INPUT FOR THIS TASK:
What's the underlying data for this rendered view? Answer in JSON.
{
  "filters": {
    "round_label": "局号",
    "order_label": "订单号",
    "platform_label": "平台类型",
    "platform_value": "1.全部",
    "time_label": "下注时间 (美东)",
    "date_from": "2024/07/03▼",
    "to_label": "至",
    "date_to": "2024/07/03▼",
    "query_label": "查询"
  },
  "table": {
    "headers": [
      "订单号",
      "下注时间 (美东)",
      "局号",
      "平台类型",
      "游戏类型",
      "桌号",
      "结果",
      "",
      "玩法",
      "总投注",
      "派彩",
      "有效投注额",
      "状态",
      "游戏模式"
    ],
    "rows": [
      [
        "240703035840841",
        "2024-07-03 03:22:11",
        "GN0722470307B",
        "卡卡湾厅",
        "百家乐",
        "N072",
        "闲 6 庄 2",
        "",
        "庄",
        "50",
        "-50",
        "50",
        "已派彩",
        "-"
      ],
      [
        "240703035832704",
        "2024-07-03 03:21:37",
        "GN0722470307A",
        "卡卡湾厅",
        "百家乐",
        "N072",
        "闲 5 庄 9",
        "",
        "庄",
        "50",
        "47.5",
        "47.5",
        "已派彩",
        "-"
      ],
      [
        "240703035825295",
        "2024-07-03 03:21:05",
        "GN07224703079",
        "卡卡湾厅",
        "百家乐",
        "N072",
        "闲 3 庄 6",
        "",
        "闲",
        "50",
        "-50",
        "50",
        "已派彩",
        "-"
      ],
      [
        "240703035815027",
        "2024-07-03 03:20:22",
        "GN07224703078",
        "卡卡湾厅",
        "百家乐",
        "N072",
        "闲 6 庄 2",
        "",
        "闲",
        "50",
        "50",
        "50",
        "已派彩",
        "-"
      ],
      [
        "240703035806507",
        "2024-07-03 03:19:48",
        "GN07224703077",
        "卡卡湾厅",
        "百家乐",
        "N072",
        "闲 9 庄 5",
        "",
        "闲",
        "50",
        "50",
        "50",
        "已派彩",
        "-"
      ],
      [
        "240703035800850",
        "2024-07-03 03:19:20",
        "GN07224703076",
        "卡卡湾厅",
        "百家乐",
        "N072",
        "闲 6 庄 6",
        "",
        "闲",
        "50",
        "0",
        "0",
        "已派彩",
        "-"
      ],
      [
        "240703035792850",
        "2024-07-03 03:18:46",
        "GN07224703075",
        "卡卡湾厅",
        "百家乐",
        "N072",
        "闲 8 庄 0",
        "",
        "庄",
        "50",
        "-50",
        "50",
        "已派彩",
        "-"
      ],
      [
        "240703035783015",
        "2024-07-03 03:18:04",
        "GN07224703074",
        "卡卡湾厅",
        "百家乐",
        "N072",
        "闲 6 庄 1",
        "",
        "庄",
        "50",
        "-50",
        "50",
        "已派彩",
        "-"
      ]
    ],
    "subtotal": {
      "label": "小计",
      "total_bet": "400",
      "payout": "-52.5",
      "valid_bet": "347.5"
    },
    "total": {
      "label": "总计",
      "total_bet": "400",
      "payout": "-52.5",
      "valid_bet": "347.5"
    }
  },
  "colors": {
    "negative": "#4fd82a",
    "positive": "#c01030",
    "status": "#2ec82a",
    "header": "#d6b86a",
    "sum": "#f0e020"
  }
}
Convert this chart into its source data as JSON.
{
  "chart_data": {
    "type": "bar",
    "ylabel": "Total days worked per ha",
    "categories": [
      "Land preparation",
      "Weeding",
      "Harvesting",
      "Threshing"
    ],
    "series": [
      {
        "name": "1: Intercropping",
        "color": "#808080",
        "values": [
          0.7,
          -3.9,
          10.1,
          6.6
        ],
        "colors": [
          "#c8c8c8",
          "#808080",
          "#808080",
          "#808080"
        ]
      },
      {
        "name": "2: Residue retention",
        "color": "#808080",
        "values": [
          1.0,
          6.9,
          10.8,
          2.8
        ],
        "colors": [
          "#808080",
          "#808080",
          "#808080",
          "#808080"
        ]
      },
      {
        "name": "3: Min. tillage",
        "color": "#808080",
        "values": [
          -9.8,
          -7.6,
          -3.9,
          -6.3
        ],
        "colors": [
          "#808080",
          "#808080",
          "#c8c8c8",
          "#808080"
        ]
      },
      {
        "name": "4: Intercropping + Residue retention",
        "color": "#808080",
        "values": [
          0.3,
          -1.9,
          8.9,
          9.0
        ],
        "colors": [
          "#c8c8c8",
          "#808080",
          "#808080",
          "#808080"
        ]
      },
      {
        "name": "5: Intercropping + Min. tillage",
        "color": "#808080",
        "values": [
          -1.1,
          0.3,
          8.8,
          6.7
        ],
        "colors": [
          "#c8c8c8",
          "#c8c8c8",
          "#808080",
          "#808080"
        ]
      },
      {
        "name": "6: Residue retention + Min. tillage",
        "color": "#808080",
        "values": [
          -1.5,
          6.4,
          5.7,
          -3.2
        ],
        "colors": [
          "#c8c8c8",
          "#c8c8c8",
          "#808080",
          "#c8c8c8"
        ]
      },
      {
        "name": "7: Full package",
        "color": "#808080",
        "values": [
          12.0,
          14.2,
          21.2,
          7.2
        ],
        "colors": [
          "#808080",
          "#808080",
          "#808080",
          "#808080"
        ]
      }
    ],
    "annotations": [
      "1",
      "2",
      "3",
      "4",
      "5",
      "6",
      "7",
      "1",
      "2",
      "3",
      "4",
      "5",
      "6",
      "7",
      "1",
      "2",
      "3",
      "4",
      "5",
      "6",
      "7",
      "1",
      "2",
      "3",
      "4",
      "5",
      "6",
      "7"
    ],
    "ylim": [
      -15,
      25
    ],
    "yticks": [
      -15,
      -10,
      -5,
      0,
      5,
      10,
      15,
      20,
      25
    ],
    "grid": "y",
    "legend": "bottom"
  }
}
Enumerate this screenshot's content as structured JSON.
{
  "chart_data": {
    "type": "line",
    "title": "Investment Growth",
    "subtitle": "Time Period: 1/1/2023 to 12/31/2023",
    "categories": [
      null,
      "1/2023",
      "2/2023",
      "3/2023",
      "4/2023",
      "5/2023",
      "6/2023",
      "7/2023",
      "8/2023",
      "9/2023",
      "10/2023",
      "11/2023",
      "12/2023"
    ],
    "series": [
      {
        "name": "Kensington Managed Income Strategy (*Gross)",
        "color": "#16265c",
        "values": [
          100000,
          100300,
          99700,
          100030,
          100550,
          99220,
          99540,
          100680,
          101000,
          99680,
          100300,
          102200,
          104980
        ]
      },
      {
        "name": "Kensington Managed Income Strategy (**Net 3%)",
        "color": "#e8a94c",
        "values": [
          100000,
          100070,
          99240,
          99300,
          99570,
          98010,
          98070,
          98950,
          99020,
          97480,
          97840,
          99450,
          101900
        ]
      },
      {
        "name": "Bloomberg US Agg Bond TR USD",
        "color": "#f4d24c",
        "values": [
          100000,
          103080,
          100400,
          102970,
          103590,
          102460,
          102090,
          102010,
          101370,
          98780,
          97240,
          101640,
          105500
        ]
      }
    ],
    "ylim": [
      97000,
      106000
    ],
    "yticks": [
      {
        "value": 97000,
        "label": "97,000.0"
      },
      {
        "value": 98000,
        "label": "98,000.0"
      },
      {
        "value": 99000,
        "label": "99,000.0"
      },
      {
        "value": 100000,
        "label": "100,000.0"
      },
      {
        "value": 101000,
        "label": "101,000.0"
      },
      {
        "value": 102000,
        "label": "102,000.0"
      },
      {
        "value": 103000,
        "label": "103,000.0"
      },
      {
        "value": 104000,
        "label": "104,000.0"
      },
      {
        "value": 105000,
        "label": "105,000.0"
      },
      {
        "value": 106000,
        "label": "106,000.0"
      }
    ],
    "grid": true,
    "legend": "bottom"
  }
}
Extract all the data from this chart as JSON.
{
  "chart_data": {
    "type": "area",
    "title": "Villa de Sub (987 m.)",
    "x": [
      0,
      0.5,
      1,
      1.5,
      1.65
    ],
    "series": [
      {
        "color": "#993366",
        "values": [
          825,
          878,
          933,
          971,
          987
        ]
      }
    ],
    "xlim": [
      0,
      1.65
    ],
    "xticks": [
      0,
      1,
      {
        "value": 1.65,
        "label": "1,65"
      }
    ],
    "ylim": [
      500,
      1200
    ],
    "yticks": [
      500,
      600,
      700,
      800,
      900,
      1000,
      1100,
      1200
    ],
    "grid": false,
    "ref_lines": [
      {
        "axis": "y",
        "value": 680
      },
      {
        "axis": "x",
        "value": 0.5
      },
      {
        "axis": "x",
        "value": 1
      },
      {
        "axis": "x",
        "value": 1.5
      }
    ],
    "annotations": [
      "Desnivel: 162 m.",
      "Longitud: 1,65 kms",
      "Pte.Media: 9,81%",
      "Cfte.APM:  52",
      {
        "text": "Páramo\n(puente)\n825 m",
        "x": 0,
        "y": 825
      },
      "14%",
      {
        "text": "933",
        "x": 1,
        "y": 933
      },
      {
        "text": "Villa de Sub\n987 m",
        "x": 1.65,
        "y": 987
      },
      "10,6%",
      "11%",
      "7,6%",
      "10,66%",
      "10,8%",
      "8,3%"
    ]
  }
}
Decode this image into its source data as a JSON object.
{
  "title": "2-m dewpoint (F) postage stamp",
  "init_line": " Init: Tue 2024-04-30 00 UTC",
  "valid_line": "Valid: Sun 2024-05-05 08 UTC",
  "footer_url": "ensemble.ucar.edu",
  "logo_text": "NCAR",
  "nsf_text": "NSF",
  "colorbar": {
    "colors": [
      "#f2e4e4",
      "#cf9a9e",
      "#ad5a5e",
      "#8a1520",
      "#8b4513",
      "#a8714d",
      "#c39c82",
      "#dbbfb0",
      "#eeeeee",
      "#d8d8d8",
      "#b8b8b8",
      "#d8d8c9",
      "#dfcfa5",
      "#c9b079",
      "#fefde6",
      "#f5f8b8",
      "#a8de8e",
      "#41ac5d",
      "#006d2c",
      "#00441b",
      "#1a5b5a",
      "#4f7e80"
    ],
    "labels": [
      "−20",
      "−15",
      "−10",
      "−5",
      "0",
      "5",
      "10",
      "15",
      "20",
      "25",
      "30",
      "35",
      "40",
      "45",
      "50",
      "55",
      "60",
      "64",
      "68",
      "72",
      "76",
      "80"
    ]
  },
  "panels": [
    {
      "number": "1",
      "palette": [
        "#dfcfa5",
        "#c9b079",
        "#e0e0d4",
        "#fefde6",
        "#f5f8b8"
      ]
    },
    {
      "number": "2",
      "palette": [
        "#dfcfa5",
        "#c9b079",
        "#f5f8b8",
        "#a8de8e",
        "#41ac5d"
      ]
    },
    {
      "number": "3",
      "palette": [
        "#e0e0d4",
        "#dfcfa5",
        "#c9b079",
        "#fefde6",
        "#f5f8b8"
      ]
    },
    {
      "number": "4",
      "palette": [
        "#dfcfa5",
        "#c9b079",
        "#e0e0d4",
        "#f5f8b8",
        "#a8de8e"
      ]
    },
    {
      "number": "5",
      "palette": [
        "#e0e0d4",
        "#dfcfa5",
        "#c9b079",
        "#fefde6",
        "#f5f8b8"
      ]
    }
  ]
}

AIM OF THE TASK: Only the number should be given: how many lines of the data contain the word "Strategy"?

ANSWER TO THIS PROBLEM: 2